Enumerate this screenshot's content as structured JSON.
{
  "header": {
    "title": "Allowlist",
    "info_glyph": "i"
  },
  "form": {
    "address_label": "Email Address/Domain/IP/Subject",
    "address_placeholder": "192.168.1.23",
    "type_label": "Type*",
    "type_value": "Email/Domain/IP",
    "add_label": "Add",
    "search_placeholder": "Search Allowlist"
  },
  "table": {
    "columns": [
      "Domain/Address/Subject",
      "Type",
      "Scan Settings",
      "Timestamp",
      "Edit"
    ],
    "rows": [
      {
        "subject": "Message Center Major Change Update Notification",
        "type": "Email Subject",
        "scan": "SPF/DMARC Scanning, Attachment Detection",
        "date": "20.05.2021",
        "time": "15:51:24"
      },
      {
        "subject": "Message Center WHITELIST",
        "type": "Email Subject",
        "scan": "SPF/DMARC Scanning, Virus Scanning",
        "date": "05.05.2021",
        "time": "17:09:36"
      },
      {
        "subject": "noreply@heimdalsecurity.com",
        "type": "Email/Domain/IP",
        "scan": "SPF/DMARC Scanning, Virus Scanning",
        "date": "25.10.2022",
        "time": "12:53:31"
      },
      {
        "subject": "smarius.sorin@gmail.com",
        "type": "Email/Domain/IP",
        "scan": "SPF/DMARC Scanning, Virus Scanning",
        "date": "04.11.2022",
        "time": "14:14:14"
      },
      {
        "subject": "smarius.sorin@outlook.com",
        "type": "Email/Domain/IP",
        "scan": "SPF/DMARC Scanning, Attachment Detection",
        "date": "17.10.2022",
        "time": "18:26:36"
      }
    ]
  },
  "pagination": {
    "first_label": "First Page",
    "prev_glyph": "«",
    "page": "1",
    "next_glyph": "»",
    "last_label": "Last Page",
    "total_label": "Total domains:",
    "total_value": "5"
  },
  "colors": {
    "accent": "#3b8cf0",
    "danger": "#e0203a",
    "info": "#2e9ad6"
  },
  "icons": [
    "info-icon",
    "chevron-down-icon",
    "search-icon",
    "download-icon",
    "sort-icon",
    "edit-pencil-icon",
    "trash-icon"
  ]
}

▶ WORK INSTRUCTIONS: Repeat each record exactly, leaving nothing out.

▶ PROBLEM SOLUTION:
Enumerate this screenshot's content as structured JSON.
{
  "header": {
    "title": "Allowlist",
    "info_glyph": "i"
  },
  "form": {
    "address_label": "Email Address/Domain/IP/Subject",
    "address_placeholder": "192.168.1.23",
    "type_label": "Type*",
    "type_value": "Email/Domain/IP",
    "add_label": "Add",
    "search_placeholder": "Search Allowlist"
  },
  "table": {
    "columns": [
      "Domain/Address/Subject",
      "Type",
      "Scan Settings",
      "Timestamp",
      "Edit"
    ],
    "rows": [
      {
        "subject": "Message Center Major Change Update Notification",
        "type": "Email Subject",
        "scan": "SPF/DMARC Scanning, Attachment Detection",
        "date": "20.05.2021",
        "time": "15:51:24"
      },
      {
        "subject": "Message Center WHITELIST",
        "type": "Email Subject",
        "scan": "SPF/DMARC Scanning, Virus Scanning",
        "date": "05.05.2021",
        "time": "17:09:36"
      },
      {
        "subject": "noreply@heimdalsecurity.com",
        "type": "Email/Domain/IP",
        "scan": "SPF/DMARC Scanning, Virus Scanning",
        "date": "25.10.2022",
        "time": "12:53:31"
      },
      {
        "subject": "smarius.sorin@gmail.com",
        "type": "Email/Domain/IP",
        "scan": "SPF/DMARC Scanning, Virus Scanning",
        "date": "04.11.2022",
        "time": "14:14:14"
      },
      {
        "subject": "smarius.sorin@outlook.com",
        "type": "Email/Domain/IP",
        "scan": "SPF/DMARC Scanning, Attachment Detection",
        "date": "17.10.2022",
        "time": "18:26:36"
      }
    ]
  },
  "pagination": {
    "first_label": "First Page",
    "prev_glyph": "«",
    "page": "1",
    "next_glyph": "»",
    "last_label": "Last Page",
    "total_label": "Total domains:",
    "total_value": "5"
  },
  "colors": {
    "accent": "#3b8cf0",
    "danger": "#e0203a",
    "info": "#2e9ad6"
  },
  "icons": [
    "info-icon",
    "chevron-down-icon",
    "search-icon",
    "download-icon",
    "sort-icon",
    "edit-pencil-icon",
    "trash-icon"
  ]
}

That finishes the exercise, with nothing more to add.